__Request__: Type out the records that follow, exactly as given.

==========

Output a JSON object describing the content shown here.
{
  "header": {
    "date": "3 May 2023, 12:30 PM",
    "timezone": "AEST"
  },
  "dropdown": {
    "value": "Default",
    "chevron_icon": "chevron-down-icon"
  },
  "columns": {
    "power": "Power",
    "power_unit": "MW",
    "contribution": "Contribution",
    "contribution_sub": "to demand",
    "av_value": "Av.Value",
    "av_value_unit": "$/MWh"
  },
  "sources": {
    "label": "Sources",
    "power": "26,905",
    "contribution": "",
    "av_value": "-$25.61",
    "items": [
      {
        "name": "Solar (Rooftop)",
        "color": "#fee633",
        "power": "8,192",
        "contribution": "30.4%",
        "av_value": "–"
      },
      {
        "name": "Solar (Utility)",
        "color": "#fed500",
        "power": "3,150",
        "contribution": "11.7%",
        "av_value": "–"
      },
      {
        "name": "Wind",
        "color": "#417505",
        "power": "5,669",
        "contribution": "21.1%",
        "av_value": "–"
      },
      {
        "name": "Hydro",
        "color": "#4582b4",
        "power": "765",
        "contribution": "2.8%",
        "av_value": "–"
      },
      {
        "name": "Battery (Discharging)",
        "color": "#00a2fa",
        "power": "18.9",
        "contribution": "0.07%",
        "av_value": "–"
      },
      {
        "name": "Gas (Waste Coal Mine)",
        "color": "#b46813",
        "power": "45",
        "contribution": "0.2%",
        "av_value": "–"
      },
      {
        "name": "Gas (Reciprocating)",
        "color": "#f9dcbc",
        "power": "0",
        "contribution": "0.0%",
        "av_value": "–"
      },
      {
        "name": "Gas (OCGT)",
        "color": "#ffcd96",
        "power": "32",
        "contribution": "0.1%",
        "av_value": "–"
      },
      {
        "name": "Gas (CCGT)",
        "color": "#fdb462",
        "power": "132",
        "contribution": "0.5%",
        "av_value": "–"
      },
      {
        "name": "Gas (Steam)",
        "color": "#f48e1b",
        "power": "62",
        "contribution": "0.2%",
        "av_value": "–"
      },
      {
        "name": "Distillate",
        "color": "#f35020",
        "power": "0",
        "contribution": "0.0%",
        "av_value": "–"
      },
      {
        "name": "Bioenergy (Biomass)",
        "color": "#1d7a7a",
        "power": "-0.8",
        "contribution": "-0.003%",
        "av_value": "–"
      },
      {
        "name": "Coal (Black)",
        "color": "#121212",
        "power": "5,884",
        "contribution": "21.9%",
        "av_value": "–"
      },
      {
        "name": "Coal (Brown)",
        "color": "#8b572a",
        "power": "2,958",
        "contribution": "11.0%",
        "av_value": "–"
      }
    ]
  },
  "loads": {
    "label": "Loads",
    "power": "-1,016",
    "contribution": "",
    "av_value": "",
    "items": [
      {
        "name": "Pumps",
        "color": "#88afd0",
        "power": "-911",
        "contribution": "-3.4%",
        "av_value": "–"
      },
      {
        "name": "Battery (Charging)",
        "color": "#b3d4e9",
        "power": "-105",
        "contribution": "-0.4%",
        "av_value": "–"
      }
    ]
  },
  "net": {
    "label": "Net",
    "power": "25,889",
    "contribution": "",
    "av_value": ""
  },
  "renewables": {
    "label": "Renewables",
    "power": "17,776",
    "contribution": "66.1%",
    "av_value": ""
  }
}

==========

__Result of this exercise__:
Output a JSON object describing the content shown here.
{
  "header": {
    "date": "3 May 2023, 12:30 PM",
    "timezone": "AEST"
  },
  "dropdown": {
    "value": "Default",
    "chevron_icon": "chevron-down-icon"
  },
  "columns": {
    "power": "Power",
    "power_unit": "MW",
    "contribution": "Contribution",
    "contribution_sub": "to demand",
    "av_value": "Av.Value",
    "av_value_unit": "$/MWh"
  },
  "sources": {
    "label": "Sources",
    "power": "26,905",
    "contribution": "",
    "av_value": "-$25.61",
    "items": [
      {
        "name": "Solar (Rooftop)",
        "color": "#fee633",
        "power": "8,192",
        "contribution": "30.4%",
        "av_value": "–"
      },
      {
        "name": "Solar (Utility)",
        "color": "#fed500",
        "power": "3,150",
        "contribution": "11.7%",
        "av_value": "–"
      },
      {
        "name": "Wind",
        "color": "#417505",
        "power": "5,669",
        "contribution": "21.1%",
        "av_value": "–"
      },
      {
        "name": "Hydro",
        "color": "#4582b4",
        "power": "765",
        "contribution": "2.8%",
        "av_value": "–"
      },
      {
        "name": "Battery (Discharging)",
        "color": "#00a2fa",
        "power": "18.9",
        "contribution": "0.07%",
        "av_value": "–"
      },
      {
        "name": "Gas (Waste Coal Mine)",
        "color": "#b46813",
        "power": "45",
        "contribution": "0.2%",
        "av_value": "–"
      },
      {
        "name": "Gas (Reciprocating)",
        "color": "#f9dcbc",
        "power": "0",
        "contribution": "0.0%",
        "av_value": "–"
      },
      {
        "name": "Gas (OCGT)",
        "color": "#ffcd96",
        "power": "32",
        "contribution": "0.1%",
        "av_value": "–"
      },
      {
        "name": "Gas (CCGT)",
        "color": "#fdb462",
        "power": "132",
        "contribution": "0.5%",
        "av_value": "–"
      },
      {
        "name": "Gas (Steam)",
        "color": "#f48e1b",
        "power": "62",
        "contribution": "0.2%",
        "av_value": "–"
      },
      {
        "name": "Distillate",
        "color": "#f35020",
        "power": "0",
        "contribution": "0.0%",
        "av_value": "–"
      },
      {
        "name": "Bioenergy (Biomass)",
        "color": "#1d7a7a",
        "power": "-0.8",
        "contribution": "-0.003%",
        "av_value": "–"
      },
      {
        "name": "Coal (Black)",
        "color": "#121212",
        "power": "5,884",
        "contribution": "21.9%",
        "av_value": "–"
      },
      {
        "name": "Coal (Brown)",
        "color": "#8b572a",
        "power": "2,958",
        "contribution": "11.0%",
        "av_value": "–"
      }
    ]
  },
  "loads": {
    "label": "Loads",
    "power": "-1,016",
    "contribution": "",
    "av_value": "",
    "items": [
      {
        "name": "Pumps",
        "color": "#88afd0",
        "power": "-911",
        "contribution": "-3.4%",
        "av_value": "–"
      },
      {
        "name": "Battery (Charging)",
        "color": "#b3d4e9",
        "power": "-105",
        "contribution": "-0.4%",
        "av_value": "–"
      }
    ]
  },
  "net": {
    "label": "Net",
    "power": "25,889",
    "contribution": "",
    "av_value": ""
  },
  "renewables": {
    "label": "Renewables",
    "power": "17,776",
    "contribution": "66.1%",
    "av_value": ""
  }
}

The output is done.